TASK DETAILS: Copy every line in which the string "points" occurs.

TASK INPUT:
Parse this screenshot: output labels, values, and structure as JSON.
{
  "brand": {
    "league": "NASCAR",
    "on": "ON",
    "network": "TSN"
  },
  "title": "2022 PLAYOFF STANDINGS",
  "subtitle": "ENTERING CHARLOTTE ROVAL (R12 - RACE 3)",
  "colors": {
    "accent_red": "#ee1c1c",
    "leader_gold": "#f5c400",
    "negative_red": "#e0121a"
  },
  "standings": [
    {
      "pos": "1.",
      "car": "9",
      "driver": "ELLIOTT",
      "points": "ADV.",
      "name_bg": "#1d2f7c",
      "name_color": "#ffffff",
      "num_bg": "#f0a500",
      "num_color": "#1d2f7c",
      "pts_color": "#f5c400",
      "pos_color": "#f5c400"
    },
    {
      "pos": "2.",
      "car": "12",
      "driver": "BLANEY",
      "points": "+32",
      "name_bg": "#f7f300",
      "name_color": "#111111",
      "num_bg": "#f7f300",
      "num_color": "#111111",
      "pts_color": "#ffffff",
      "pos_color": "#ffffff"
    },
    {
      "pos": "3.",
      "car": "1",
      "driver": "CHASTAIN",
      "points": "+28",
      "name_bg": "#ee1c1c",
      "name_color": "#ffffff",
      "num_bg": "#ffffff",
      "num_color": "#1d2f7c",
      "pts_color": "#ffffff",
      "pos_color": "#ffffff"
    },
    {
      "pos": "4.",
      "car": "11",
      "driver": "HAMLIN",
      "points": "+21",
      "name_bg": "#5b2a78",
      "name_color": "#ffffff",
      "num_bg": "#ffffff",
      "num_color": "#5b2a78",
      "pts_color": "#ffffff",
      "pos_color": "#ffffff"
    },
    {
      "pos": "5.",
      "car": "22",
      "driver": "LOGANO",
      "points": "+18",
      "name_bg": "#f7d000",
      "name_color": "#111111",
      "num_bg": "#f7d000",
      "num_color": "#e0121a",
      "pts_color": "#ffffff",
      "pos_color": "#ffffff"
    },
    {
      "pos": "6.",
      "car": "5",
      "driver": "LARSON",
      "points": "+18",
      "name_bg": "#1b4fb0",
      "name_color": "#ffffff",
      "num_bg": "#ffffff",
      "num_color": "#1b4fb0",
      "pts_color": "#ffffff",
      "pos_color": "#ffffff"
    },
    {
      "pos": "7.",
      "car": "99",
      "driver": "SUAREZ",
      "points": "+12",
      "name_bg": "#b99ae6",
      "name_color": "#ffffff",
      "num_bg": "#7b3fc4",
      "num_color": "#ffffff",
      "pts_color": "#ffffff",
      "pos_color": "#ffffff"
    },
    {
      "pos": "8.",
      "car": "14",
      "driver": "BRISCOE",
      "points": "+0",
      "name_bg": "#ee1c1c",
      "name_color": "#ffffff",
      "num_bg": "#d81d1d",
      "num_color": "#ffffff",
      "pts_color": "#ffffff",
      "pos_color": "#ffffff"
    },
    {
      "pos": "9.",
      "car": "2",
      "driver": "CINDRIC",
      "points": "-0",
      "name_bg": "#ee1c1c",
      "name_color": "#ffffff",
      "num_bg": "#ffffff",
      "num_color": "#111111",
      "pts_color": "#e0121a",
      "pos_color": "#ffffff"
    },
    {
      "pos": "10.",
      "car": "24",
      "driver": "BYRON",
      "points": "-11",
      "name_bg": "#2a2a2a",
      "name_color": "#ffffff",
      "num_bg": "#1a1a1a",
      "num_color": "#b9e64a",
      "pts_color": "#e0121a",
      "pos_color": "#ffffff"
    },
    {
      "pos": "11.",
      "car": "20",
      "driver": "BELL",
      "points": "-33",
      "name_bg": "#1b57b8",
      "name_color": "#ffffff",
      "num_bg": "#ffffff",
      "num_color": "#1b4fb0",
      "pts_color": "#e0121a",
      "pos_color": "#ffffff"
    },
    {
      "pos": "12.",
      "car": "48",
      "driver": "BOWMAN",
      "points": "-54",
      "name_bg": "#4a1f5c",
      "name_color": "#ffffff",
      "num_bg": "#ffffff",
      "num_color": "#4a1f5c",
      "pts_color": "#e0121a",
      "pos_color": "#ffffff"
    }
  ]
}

==

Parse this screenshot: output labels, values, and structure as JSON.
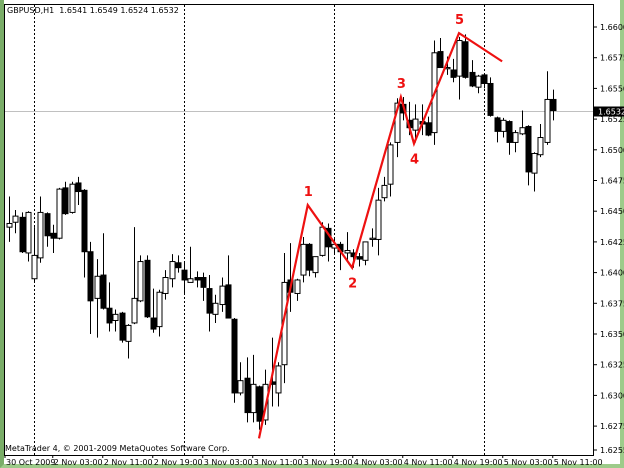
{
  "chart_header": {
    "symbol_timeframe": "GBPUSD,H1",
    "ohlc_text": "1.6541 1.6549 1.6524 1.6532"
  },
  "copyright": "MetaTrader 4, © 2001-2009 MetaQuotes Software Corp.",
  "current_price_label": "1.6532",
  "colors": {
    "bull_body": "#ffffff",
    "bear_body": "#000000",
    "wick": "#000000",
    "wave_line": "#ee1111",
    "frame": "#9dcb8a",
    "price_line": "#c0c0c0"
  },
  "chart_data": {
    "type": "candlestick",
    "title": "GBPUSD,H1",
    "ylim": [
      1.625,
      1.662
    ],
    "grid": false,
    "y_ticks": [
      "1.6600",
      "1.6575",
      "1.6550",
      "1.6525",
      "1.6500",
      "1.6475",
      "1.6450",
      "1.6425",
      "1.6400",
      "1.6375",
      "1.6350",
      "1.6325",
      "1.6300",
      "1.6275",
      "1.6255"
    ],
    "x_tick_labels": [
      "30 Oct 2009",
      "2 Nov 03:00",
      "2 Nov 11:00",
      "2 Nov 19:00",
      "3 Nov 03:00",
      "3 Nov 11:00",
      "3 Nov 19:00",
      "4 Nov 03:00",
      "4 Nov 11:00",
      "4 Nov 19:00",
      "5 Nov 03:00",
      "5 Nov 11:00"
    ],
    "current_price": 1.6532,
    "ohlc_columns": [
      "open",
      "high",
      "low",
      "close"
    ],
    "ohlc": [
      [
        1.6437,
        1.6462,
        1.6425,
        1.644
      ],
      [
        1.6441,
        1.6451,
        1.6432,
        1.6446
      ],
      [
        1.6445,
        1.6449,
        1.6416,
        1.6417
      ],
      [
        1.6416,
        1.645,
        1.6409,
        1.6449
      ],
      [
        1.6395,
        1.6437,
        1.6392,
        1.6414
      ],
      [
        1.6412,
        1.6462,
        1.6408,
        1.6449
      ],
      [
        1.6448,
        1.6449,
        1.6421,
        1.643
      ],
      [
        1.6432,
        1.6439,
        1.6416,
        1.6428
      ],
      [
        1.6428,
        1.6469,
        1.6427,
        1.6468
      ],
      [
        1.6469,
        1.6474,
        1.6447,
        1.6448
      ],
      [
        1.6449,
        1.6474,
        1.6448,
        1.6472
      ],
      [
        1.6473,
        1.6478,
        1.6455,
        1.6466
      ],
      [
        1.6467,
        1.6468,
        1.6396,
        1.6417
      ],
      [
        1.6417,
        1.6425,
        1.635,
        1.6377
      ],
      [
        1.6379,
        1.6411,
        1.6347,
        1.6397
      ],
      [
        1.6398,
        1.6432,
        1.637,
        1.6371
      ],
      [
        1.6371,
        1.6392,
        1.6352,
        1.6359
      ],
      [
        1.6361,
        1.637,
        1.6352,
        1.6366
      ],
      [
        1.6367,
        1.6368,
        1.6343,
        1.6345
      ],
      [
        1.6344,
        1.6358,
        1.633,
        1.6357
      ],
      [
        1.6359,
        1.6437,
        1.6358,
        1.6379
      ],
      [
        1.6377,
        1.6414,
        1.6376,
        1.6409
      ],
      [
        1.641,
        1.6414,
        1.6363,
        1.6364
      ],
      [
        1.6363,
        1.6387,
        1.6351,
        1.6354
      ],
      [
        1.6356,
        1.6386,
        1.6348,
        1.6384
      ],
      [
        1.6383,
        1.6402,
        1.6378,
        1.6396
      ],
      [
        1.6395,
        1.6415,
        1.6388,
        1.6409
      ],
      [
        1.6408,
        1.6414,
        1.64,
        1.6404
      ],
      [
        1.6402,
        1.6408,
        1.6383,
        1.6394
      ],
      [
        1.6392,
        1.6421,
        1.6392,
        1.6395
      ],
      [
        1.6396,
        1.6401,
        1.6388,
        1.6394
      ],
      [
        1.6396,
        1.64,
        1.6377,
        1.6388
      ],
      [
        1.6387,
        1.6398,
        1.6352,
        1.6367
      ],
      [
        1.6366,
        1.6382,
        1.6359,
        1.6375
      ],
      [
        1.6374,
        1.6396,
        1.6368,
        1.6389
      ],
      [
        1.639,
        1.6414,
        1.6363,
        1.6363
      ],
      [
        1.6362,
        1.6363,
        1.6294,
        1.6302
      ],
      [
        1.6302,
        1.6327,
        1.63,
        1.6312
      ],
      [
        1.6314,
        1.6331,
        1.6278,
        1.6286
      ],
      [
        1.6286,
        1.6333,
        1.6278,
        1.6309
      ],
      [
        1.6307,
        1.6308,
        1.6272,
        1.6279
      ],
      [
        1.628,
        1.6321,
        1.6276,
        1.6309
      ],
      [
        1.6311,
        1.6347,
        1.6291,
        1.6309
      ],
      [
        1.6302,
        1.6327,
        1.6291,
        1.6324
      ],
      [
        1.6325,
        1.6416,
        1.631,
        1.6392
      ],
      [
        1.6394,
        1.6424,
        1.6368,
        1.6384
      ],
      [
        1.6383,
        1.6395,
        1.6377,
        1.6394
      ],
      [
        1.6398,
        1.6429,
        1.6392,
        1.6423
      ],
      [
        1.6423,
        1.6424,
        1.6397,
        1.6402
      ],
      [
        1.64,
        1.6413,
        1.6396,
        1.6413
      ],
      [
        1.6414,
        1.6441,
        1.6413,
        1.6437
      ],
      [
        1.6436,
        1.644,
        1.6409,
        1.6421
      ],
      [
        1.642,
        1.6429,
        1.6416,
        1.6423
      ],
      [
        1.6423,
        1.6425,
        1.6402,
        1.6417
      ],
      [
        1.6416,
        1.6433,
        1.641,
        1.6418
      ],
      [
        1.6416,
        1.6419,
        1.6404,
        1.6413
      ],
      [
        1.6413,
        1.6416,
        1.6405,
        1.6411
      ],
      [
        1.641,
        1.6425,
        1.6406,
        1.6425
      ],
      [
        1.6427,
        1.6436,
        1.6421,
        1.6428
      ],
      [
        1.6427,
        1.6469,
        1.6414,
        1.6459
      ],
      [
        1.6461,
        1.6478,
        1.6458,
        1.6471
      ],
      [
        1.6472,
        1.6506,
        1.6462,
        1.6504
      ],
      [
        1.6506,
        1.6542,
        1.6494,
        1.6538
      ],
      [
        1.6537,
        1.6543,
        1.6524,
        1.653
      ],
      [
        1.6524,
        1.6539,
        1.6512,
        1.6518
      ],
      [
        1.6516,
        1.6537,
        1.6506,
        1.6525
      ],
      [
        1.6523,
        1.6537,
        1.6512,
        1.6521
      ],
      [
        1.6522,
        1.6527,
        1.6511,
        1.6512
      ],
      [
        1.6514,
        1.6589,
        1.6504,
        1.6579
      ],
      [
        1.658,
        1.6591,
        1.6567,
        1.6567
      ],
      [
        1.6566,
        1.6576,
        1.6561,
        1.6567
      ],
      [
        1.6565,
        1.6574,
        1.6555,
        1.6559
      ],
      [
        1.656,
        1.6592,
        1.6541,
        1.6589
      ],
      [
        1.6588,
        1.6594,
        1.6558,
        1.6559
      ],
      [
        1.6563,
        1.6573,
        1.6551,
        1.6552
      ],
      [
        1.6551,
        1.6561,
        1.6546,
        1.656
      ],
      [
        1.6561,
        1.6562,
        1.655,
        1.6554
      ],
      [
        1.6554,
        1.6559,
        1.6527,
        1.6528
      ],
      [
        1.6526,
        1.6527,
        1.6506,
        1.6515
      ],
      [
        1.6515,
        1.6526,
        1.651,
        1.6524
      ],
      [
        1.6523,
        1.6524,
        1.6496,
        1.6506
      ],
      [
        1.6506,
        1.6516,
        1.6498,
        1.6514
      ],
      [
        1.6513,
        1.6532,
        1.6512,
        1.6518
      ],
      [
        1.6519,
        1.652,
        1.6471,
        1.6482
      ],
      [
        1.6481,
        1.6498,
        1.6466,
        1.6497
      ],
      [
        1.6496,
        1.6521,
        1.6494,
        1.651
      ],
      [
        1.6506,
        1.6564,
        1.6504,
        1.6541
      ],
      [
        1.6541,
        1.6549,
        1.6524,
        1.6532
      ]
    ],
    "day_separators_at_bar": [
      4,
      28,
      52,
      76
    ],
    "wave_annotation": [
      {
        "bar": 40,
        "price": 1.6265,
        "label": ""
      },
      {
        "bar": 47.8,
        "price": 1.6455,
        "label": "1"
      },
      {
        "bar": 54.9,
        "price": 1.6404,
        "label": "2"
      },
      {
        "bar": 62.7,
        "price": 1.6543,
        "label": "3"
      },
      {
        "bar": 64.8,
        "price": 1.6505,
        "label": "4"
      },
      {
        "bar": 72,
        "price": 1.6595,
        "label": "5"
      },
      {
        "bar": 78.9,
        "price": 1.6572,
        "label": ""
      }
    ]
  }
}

* * *

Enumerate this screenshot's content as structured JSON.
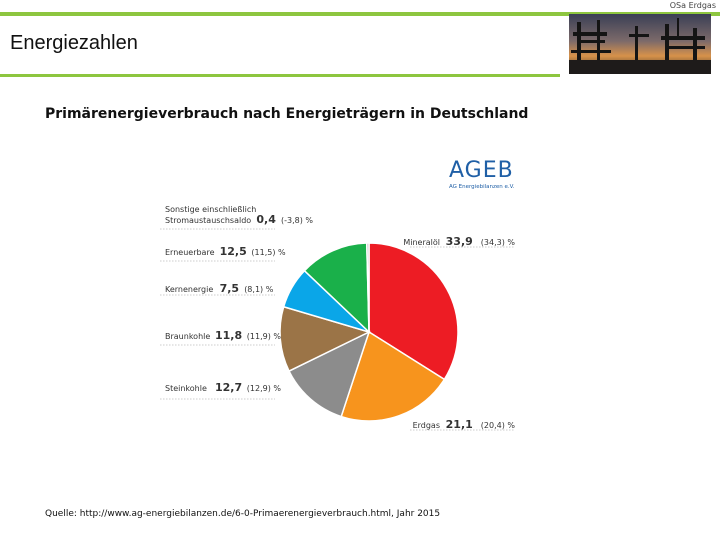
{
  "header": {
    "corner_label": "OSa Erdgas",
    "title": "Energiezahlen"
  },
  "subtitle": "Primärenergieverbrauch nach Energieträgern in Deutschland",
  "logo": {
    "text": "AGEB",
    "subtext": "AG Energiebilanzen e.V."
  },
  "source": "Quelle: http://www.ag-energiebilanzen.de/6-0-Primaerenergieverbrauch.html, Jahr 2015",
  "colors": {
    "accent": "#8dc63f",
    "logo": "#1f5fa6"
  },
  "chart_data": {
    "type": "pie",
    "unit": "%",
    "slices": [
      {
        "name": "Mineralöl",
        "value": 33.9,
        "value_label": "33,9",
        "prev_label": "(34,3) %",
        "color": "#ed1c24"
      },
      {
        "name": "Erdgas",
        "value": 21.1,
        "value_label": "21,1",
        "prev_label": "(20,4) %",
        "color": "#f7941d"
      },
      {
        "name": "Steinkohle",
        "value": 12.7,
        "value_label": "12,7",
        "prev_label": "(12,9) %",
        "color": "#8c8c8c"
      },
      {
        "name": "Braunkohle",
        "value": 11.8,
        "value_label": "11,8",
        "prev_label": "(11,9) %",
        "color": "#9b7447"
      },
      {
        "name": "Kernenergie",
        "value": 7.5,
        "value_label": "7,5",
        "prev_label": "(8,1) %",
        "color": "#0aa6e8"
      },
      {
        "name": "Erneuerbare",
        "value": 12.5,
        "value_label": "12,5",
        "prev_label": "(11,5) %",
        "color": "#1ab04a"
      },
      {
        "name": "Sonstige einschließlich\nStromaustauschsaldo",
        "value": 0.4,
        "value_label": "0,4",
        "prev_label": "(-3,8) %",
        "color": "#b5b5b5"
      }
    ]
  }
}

OUTPUT BELOW:
      "points": "ADV.",
      "points": "+32",
      "points": "+28",
      "points": "+21",
      "points": "+18",
      "points": "+18",
      "points": "+12",
      "points": "+0",
      "points": "-0",
      "points": "-11",
      "points": "-33",
      "points": "-54",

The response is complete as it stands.